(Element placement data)

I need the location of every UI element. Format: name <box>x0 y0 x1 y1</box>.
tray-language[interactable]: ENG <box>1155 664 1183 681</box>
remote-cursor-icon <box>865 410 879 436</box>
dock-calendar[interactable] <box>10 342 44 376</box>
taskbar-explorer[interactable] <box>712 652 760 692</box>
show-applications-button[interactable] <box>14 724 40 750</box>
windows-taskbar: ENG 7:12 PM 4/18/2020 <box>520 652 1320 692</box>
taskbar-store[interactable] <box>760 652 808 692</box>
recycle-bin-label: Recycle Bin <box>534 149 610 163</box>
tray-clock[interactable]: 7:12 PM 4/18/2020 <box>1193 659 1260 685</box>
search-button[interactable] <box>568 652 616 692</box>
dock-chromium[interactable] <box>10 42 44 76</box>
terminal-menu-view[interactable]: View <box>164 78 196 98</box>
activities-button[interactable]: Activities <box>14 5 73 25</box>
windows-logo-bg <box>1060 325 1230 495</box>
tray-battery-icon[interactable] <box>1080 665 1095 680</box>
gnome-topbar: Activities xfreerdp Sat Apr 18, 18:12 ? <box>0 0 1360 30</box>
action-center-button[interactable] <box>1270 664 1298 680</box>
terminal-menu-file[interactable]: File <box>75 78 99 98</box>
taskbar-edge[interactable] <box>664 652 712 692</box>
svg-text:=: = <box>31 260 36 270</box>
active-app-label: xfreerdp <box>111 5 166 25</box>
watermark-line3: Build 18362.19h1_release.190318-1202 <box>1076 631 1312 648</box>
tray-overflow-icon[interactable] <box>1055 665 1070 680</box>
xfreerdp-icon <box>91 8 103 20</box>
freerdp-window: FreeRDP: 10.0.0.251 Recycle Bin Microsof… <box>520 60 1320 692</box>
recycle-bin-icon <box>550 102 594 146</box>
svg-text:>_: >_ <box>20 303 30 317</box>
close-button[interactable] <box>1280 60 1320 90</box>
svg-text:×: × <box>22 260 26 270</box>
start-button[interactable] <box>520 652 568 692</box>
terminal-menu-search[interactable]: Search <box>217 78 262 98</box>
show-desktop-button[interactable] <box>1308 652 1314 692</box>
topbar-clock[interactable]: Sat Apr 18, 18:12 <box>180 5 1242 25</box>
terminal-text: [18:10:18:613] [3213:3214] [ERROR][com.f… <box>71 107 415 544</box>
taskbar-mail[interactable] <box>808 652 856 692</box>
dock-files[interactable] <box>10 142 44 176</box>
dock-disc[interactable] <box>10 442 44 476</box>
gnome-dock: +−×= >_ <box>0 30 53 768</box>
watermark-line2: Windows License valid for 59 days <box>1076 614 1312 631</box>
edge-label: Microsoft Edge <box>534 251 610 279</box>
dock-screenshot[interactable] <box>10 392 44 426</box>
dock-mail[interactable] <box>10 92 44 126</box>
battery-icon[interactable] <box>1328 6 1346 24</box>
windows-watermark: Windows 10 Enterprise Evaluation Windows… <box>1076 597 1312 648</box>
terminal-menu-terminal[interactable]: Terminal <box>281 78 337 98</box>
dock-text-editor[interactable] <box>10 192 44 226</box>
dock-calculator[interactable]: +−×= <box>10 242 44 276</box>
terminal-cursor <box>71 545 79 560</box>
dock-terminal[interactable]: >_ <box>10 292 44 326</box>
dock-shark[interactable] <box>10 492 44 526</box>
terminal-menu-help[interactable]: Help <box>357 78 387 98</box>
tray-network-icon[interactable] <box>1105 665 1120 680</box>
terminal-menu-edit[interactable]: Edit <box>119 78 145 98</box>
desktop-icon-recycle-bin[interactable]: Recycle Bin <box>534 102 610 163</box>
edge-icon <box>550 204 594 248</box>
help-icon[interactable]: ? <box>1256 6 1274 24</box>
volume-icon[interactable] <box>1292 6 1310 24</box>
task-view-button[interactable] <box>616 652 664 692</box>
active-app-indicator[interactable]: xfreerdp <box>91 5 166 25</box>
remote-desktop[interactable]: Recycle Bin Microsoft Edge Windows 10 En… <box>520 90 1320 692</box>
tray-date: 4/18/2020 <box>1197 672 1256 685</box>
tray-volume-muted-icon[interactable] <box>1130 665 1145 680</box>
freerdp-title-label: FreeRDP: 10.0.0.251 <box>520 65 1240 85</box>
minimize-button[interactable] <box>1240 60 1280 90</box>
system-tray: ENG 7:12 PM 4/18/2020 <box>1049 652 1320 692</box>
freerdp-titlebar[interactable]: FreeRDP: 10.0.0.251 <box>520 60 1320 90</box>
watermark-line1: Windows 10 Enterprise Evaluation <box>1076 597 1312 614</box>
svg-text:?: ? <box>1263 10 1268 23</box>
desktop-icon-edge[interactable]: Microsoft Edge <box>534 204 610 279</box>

* Exercise details
Convert the items, starting at the beginning and ending at the line containing "svg-text:×: × <box>22 260 26 270</box>", into a numbered list with blank lines omitted.

* Response below
1. I need the location of every UI element. Format: name <box>x0 y0 x1 y1</box>.
2. tray-language[interactable]: ENG <box>1155 664 1183 681</box>
3. remote-cursor-icon <box>865 410 879 436</box>
4. dock-calendar[interactable] <box>10 342 44 376</box>
5. taskbar-explorer[interactable] <box>712 652 760 692</box>
6. show-applications-button[interactable] <box>14 724 40 750</box>
7. windows-taskbar: ENG 7:12 PM 4/18/2020 <box>520 652 1320 692</box>
8. taskbar-store[interactable] <box>760 652 808 692</box>
9. recycle-bin-label: Recycle Bin <box>534 149 610 163</box>
10. tray-clock[interactable]: 7:12 PM 4/18/2020 <box>1193 659 1260 685</box>
11. search-button[interactable] <box>568 652 616 692</box>
12. dock-chromium[interactable] <box>10 42 44 76</box>
13. terminal-menu-view[interactable]: View <box>164 78 196 98</box>
14. activities-button[interactable]: Activities <box>14 5 73 25</box>
15. windows-logo-bg <box>1060 325 1230 495</box>
16. tray-battery-icon[interactable] <box>1080 665 1095 680</box>
17. gnome-topbar: Activities xfreerdp Sat Apr 18, 18:12 ? <box>0 0 1360 30</box>
18. action-center-button[interactable] <box>1270 664 1298 680</box>
19. terminal-menu-file[interactable]: File <box>75 78 99 98</box>
20. taskbar-edge[interactable] <box>664 652 712 692</box>
21. svg-text:=: = <box>31 260 36 270</box>
22. active-app-label: xfreerdp <box>111 5 166 25</box>
23. watermark-line3: Build 18362.19h1_release.190318-1202 <box>1076 631 1312 648</box>
24. tray-overflow-icon[interactable] <box>1055 665 1070 680</box>
25. xfreerdp-icon <box>91 8 103 20</box>
26. freerdp-window: FreeRDP: 10.0.0.251 Recycle Bin Microsof… <box>520 60 1320 692</box>
27. recycle-bin-icon <box>550 102 594 146</box>
28. svg-text:>_: >_ <box>20 303 30 317</box>
29. close-button[interactable] <box>1280 60 1320 90</box>
30. svg-text:×: × <box>22 260 26 270</box>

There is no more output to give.